Scan the listing below. Report each line that includes "Nella".

___ SOURCE MATERIAL

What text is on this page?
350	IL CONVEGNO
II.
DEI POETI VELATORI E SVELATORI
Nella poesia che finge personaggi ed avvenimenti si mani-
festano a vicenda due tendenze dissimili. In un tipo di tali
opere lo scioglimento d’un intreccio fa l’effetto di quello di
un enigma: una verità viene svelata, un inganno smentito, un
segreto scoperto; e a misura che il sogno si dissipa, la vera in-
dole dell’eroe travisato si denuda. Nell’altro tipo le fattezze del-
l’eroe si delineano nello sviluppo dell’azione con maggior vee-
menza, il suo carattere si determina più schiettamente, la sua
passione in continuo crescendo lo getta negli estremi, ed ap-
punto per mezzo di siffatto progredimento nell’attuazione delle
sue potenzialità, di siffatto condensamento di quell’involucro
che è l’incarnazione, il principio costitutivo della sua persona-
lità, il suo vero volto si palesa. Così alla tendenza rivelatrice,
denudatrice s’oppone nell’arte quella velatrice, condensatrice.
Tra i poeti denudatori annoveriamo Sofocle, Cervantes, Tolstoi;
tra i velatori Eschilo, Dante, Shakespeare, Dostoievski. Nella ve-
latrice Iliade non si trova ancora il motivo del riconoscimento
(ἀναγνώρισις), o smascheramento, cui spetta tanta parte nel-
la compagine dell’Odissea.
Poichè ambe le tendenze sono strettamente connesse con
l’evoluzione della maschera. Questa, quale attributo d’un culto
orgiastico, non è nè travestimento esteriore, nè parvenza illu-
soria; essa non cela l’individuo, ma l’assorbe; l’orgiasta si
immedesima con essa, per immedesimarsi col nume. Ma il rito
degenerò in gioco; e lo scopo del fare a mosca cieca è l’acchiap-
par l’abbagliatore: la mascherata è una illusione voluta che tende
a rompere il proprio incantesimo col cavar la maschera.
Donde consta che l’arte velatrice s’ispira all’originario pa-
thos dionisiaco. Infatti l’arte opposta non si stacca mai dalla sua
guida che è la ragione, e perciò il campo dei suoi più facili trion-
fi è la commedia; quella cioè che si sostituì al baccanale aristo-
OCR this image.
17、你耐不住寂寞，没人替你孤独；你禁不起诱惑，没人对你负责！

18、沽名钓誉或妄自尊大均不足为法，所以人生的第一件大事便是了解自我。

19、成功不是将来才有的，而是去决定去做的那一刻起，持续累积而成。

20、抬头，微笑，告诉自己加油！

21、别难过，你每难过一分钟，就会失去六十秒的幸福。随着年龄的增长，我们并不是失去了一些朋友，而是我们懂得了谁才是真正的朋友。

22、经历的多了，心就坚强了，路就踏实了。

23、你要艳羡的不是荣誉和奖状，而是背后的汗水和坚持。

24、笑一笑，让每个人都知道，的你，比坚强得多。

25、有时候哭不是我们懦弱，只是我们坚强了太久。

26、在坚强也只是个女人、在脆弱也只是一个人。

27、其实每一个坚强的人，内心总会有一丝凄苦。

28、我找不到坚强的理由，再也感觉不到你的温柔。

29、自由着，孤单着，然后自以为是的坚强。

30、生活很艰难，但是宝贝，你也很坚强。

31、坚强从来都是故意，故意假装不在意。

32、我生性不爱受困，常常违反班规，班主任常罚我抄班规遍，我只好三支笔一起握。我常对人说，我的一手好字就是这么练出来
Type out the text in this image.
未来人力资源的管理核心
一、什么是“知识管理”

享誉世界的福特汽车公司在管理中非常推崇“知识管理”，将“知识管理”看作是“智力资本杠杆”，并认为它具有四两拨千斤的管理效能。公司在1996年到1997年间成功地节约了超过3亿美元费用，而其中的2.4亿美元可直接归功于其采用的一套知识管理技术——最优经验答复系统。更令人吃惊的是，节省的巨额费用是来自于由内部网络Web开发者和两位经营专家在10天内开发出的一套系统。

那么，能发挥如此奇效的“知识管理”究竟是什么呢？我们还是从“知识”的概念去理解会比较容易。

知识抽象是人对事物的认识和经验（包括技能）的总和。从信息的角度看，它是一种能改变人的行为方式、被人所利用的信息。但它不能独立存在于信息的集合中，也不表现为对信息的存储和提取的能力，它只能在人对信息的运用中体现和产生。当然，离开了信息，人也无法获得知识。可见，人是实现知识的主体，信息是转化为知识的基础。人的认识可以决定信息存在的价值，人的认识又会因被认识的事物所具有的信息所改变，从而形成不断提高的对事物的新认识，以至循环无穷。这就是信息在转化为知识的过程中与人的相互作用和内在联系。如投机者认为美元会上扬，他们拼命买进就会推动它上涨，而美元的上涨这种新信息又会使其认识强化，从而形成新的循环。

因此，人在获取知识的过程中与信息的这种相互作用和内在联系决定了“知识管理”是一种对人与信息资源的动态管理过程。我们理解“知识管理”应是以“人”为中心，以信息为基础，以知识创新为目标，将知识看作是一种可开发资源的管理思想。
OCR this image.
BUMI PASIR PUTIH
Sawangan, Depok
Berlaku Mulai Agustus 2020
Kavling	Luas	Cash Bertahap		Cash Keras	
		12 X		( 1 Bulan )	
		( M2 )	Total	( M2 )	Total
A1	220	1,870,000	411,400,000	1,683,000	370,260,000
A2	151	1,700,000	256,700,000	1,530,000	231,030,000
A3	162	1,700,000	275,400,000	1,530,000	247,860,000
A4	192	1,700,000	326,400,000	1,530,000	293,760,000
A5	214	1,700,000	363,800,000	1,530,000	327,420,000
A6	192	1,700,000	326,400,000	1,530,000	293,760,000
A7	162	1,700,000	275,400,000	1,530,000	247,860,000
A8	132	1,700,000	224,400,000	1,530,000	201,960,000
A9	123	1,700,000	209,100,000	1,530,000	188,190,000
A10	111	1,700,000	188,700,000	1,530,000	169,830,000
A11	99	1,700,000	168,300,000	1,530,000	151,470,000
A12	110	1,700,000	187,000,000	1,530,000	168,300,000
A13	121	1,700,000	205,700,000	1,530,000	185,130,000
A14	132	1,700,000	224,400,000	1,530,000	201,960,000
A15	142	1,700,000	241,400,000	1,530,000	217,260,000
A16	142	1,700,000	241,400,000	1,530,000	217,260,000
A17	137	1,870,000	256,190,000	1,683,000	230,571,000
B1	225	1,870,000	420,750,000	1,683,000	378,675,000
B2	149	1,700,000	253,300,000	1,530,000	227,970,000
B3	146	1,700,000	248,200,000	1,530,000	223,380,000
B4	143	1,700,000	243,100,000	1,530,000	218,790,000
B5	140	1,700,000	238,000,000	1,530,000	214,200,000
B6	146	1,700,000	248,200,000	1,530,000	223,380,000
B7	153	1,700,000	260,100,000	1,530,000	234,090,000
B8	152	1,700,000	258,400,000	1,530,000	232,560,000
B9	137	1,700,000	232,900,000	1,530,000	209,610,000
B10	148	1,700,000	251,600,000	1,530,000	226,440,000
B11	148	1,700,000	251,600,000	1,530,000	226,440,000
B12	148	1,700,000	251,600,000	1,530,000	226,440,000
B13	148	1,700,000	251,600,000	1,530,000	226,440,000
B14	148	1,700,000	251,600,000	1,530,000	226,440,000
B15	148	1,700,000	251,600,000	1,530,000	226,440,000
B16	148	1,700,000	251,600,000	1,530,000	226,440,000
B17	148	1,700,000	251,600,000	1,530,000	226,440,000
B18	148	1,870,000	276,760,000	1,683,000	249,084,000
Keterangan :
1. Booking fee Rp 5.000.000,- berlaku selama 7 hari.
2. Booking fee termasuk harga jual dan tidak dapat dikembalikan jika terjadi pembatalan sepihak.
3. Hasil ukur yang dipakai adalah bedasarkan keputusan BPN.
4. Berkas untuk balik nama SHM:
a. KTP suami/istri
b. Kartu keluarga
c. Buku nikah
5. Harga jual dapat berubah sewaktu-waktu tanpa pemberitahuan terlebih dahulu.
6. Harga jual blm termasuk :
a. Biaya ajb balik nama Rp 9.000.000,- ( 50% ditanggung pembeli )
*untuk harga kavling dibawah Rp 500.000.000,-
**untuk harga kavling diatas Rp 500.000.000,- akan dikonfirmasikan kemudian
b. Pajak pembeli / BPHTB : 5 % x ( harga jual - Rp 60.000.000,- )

______

_EXERCISE RESPONSE_:
Nella poesia che finge personaggi ed avvenimenti si mani-
tra i velatori Eschilo, Dante, Shakespeare, Dostoievski. Nella ve-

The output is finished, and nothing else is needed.